## EXERCISE GOAL
Leave every picture out and write out the records below exactly.

* begin MATERIAL FOR THIS TASK *

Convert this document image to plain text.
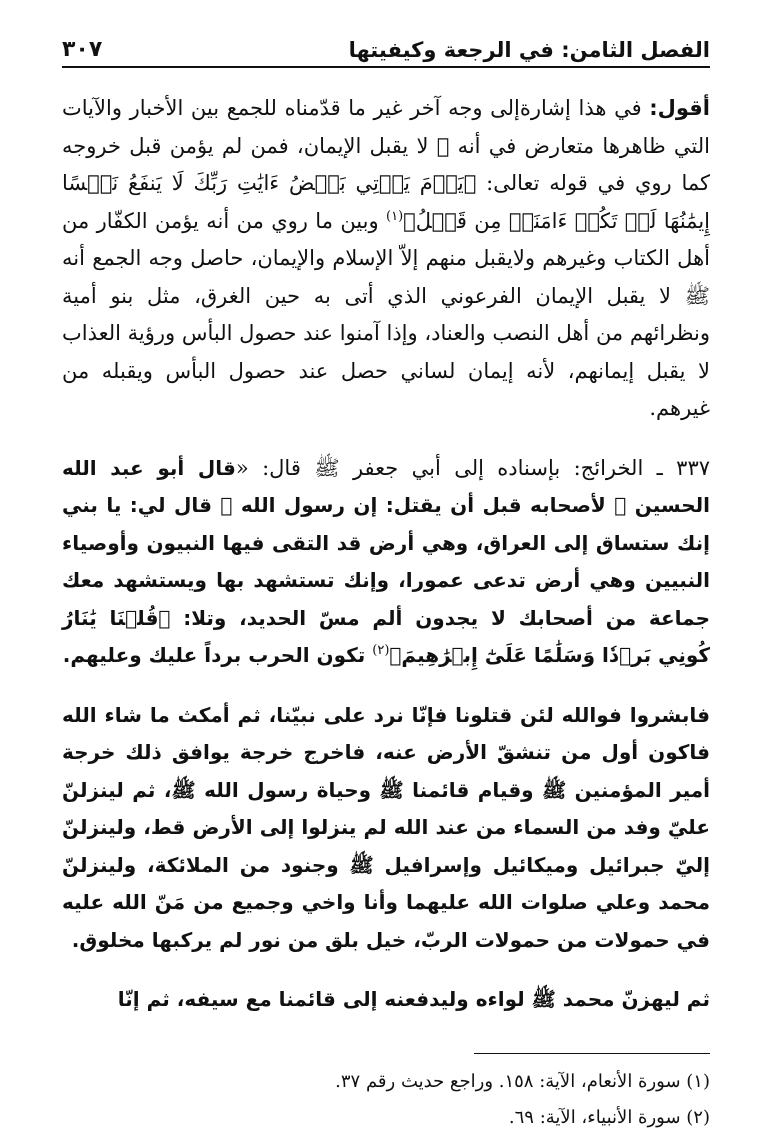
الفصل الثامن: في الرجعة وكيفيتها
٣٠٧

أقول: في هذا إشارةإلى وجه آخر غير ما قدّمناه للجمع بين الأخبار والآيات التي ظاهرها متعارض في أنه ﷺ لا يقبل الإيمان، فمن لم يؤمن قبل خروجه كما روي في قوله تعالى: ﴿يَوۡمَ يَأۡتِي بَعۡضُ ءَايَٰتِ رَبِّكَ لَا يَنفَعُ نَفۡسًا إِيمَٰنُهَا لَمۡ تَكُنۡ ءَامَنَتۡ مِن قَبۡلُ﴾$^{(١)}$ وبين ما روي من أنه يؤمن الكفّار من أهل الكتاب وغيرهم ولايقبل منهم إلاّ الإسلام والإيمان، حاصل وجه الجمع أنه ﷺ لا يقبل الإيمان الفرعوني الذي أتى به حين الغرق، مثل بنو أمية ونظرائهم من أهل النصب والعناد، وإذا آمنوا عند حصول البأس ورؤية العذاب لا يقبل إيمانهم، لأنه إيمان لساني حصل عند حصول البأس ويقبله من غيرهم.

٣٣٧ ـ الخرائج: بإسناده إلى أبي جعفر ﷺ قال: «قال أبو عبد الله الحسين ﷺ لأصحابه قبل أن يقتل: إن رسول الله ﷺ قال لي: يا بني إنك ستساق إلى العراق، وهي أرض قد التقى فيها النبيون وأوصياء النبيين وهي أرض تدعى عمورا، وإنك تستشهد بها ويستشهد معك جماعة من أصحابك لا يجدون ألم مسّ الحديد، وتلا: ﴿قُلۡنَا يَٰنَارُ كُونِي بَرۡدٗا وَسَلَٰمًا عَلَىٰٓ إِبۡرَٰهِيمَ﴾$^{(٢)}$ تكون الحرب برداً عليك وعليهم.

فابشروا فوالله لئن قتلونا فإنّا نرد على نبيّنا، ثم أمكث ما شاء الله فاكون أول من تنشقّ الأرض عنه، فاخرج خرجة يوافق ذلك خرجة أمير المؤمنين ﷺ وقيام قائمنا ﷺ وحياة رسول الله ﷺ، ثم لينزلنّ عليّ وفد من السماء من عند الله لم ينزلوا إلى الأرض قط، ولينزلنّ إليّ جبرائيل وميكائيل وإسرافيل ﷺ وجنود من الملائكة، ولينزلنّ محمد وعلي صلوات الله عليهما وأنا واخي وجميع من مَنّ الله عليه في حمولات من حمولات الربّ، خيل بلق من نور لم يركبها مخلوق.

ثم ليهزنّ محمد ﷺ لواءه وليدفعنه إلى قائمنا مع سيفه، ثم إنّا

(١) سورة الأنعام، الآية: ١٥٨. وراجع حديث رقم ٣٧.
(٢) سورة الأنبياء، الآية: ٦٩.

* end MATERIAL FOR THIS TASK *

## SOLUTION TO THE PROBLEM
Convert this document image to plain text.
الفصل الثامن: في الرجعة وكيفيتها
٣٠٧

أقول: في هذا إشارةإلى وجه آخر غير ما قدّمناه للجمع بين الأخبار والآيات التي ظاهرها متعارض في أنه ﷺ لا يقبل الإيمان، فمن لم يؤمن قبل خروجه كما روي في قوله تعالى: ﴿يَوۡمَ يَأۡتِي بَعۡضُ ءَايَٰتِ رَبِّكَ لَا يَنفَعُ نَفۡسًا إِيمَٰنُهَا لَمۡ تَكُنۡ ءَامَنَتۡ مِن قَبۡلُ﴾$^{(١)}$ وبين ما روي من أنه يؤمن الكفّار من أهل الكتاب وغيرهم ولايقبل منهم إلاّ الإسلام والإيمان، حاصل وجه الجمع أنه ﷺ لا يقبل الإيمان الفرعوني الذي أتى به حين الغرق، مثل بنو أمية ونظرائهم من أهل النصب والعناد، وإذا آمنوا عند حصول البأس ورؤية العذاب لا يقبل إيمانهم، لأنه إيمان لساني حصل عند حصول البأس ويقبله من غيرهم.

٣٣٧ ـ الخرائج: بإسناده إلى أبي جعفر ﷺ قال: «قال أبو عبد الله الحسين ﷺ لأصحابه قبل أن يقتل: إن رسول الله ﷺ قال لي: يا بني إنك ستساق إلى العراق، وهي أرض قد التقى فيها النبيون وأوصياء النبيين وهي أرض تدعى عمورا، وإنك تستشهد بها ويستشهد معك جماعة من أصحابك لا يجدون ألم مسّ الحديد، وتلا: ﴿قُلۡنَا يَٰنَارُ كُونِي بَرۡدٗا وَسَلَٰمًا عَلَىٰٓ إِبۡرَٰهِيمَ﴾$^{(٢)}$ تكون الحرب برداً عليك وعليهم.

فابشروا فوالله لئن قتلونا فإنّا نرد على نبيّنا، ثم أمكث ما شاء الله فاكون أول من تنشقّ الأرض عنه، فاخرج خرجة يوافق ذلك خرجة أمير المؤمنين ﷺ وقيام قائمنا ﷺ وحياة رسول الله ﷺ، ثم لينزلنّ عليّ وفد من السماء من عند الله لم ينزلوا إلى الأرض قط، ولينزلنّ إليّ جبرائيل وميكائيل وإسرافيل ﷺ وجنود من الملائكة، ولينزلنّ محمد وعلي صلوات الله عليهما وأنا واخي وجميع من مَنّ الله عليه في حمولات من حمولات الربّ، خيل بلق من نور لم يركبها مخلوق.

ثم ليهزنّ محمد ﷺ لواءه وليدفعنه إلى قائمنا مع سيفه، ثم إنّا

(١) سورة الأنعام، الآية: ١٥٨. وراجع حديث رقم ٣٧.
(٢) سورة الأنبياء، الآية: ٦٩.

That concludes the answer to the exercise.